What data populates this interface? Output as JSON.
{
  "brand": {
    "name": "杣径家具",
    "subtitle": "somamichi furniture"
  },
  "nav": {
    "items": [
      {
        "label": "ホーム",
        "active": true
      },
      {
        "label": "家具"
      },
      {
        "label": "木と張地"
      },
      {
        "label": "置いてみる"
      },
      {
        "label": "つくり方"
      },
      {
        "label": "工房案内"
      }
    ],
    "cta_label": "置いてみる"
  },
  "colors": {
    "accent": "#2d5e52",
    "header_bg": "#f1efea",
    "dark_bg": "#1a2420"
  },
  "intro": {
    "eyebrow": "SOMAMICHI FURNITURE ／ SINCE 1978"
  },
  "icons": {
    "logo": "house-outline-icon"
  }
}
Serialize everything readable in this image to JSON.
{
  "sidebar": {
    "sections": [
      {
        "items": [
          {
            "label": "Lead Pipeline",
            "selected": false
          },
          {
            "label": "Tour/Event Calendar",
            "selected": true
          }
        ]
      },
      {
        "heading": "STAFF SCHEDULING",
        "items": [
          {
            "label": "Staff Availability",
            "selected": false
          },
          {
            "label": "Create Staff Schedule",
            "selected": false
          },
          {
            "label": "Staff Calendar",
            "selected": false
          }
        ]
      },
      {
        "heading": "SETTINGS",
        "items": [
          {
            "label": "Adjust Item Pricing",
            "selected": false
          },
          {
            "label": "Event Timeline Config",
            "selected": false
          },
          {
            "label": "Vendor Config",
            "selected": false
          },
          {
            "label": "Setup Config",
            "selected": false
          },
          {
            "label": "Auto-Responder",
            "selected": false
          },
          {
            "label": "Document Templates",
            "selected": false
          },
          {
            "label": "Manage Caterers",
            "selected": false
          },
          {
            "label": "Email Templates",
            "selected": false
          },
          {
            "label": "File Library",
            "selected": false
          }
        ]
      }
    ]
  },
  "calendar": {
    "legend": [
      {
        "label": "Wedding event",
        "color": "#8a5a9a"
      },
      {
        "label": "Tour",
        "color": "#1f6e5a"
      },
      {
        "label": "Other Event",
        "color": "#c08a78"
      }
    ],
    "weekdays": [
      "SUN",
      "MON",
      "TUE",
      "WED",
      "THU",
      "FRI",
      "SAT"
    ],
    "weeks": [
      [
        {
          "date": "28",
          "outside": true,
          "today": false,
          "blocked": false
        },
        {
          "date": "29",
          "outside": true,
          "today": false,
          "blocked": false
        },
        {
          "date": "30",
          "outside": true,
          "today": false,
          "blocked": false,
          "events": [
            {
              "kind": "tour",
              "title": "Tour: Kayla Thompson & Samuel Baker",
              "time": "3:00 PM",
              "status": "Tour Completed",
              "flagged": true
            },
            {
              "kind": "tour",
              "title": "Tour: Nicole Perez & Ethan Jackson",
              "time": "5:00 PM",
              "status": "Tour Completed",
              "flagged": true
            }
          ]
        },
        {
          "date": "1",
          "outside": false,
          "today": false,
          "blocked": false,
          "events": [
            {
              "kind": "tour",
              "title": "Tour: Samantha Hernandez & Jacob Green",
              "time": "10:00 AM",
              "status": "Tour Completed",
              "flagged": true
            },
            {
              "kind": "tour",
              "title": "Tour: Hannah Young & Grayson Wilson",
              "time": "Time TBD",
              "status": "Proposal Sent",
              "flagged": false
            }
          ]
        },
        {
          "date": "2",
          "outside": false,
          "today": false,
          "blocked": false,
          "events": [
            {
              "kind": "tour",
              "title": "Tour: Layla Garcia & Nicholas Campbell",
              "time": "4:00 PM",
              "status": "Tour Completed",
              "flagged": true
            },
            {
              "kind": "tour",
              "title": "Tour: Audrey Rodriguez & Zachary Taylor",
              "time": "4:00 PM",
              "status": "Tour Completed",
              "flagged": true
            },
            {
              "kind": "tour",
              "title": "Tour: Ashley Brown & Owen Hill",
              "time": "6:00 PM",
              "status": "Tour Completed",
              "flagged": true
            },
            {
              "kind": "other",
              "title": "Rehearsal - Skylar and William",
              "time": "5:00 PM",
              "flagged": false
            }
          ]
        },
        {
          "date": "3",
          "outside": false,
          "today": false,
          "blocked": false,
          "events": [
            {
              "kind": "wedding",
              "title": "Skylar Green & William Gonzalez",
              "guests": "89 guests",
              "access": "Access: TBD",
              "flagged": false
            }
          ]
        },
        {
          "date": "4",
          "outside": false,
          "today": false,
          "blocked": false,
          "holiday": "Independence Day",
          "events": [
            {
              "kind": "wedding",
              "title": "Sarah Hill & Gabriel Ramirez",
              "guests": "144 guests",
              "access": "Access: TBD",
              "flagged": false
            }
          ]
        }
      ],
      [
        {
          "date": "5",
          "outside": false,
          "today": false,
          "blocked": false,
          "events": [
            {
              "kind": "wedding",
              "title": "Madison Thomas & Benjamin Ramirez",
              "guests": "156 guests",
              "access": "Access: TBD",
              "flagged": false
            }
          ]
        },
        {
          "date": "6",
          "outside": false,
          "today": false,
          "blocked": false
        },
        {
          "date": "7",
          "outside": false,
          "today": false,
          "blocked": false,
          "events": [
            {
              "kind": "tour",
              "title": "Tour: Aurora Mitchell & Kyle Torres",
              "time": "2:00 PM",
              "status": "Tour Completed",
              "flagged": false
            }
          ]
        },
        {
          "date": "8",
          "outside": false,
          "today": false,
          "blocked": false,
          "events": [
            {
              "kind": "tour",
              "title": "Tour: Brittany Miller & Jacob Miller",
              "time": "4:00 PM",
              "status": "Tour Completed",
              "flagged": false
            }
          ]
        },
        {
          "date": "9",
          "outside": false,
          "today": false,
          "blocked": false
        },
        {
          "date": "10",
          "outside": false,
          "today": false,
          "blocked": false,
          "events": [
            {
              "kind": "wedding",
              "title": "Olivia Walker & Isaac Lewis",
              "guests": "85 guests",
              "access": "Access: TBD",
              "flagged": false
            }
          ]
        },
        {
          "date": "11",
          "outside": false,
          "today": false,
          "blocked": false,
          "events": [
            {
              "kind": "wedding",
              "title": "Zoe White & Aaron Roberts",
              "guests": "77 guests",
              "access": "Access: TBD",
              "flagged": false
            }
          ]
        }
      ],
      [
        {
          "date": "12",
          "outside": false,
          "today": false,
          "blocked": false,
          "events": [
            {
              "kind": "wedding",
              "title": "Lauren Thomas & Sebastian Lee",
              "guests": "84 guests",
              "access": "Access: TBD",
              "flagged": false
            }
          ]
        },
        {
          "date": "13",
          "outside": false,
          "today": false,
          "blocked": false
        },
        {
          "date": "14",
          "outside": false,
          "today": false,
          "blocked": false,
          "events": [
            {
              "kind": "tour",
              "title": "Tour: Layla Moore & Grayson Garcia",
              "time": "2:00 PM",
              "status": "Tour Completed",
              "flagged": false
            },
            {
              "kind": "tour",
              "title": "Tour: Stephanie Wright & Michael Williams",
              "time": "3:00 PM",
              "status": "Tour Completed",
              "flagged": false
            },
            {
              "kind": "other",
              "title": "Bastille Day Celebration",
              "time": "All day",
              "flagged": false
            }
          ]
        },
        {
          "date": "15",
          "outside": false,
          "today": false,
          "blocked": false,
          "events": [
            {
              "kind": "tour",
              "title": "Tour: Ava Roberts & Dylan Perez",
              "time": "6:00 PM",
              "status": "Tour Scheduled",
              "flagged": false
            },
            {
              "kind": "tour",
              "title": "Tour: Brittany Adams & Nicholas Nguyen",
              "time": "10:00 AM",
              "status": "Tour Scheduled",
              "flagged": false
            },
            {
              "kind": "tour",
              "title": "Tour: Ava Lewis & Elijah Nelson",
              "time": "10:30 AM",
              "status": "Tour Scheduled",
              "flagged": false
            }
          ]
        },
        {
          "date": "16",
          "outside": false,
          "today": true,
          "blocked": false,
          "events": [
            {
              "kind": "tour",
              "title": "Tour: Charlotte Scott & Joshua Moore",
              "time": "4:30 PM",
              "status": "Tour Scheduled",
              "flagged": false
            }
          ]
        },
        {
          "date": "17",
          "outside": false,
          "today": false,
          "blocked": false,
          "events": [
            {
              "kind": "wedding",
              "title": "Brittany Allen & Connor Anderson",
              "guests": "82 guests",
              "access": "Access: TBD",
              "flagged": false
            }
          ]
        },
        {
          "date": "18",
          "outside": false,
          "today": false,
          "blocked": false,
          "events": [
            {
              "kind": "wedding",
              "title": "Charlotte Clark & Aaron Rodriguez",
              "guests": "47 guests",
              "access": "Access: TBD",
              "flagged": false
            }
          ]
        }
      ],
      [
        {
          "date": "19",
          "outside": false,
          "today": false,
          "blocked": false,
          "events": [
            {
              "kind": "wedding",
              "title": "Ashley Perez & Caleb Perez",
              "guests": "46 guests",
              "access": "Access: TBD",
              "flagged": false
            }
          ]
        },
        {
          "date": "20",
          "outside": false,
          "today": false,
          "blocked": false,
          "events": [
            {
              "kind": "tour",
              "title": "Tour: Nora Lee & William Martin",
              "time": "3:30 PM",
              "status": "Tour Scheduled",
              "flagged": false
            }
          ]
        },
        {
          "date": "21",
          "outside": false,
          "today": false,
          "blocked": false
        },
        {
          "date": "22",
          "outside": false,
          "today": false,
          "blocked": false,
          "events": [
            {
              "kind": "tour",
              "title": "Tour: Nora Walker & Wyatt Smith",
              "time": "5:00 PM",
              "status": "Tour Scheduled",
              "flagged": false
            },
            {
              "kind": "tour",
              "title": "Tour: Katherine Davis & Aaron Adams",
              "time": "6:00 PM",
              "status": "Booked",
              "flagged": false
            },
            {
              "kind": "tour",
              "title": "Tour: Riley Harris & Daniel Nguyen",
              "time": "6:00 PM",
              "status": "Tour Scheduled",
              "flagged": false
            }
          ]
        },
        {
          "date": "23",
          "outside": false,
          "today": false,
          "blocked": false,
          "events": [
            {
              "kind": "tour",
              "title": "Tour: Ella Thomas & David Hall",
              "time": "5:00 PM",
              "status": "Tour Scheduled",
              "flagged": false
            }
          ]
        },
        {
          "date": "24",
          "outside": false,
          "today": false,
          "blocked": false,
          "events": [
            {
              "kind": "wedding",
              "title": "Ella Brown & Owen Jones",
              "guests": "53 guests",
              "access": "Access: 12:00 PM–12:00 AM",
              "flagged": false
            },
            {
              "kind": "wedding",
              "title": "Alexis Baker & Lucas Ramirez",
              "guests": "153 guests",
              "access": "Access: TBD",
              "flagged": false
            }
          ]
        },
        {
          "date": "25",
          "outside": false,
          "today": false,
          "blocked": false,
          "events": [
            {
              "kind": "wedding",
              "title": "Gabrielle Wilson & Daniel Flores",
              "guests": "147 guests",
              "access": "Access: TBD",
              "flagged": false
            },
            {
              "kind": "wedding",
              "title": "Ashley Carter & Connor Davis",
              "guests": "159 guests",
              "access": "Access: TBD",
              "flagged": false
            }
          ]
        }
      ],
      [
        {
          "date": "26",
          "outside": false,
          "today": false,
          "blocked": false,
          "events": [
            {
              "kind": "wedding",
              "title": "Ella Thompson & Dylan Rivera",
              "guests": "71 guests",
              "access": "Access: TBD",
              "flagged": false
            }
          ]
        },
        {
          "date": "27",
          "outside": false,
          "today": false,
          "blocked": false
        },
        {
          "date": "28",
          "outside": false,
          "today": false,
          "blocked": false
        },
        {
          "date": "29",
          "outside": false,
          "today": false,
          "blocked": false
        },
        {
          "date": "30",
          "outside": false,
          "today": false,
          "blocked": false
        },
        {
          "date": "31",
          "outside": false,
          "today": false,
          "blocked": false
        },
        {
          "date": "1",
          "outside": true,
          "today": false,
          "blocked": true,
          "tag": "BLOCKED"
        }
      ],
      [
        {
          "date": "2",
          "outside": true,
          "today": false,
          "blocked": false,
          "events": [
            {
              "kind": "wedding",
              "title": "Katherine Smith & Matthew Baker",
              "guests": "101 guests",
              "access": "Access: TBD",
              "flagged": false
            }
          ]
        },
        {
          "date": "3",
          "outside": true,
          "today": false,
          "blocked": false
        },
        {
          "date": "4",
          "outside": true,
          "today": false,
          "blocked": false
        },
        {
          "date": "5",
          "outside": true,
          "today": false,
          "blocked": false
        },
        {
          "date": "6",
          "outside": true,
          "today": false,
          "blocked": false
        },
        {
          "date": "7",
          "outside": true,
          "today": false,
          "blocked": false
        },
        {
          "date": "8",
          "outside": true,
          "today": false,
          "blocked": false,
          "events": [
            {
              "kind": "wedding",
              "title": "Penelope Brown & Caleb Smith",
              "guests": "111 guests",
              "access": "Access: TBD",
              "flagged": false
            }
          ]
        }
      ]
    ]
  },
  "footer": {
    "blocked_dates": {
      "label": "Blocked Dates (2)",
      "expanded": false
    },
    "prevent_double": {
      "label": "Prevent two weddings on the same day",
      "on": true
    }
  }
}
——————————
_TASK TO CARRY OUT_.
List all lines in the material containing the string "Thompson".

_THE SOLUTION_.
              "title": "Tour: Kayla Thompson & Samuel Baker",
              "title": "Ella Thompson & Dylan Rivera",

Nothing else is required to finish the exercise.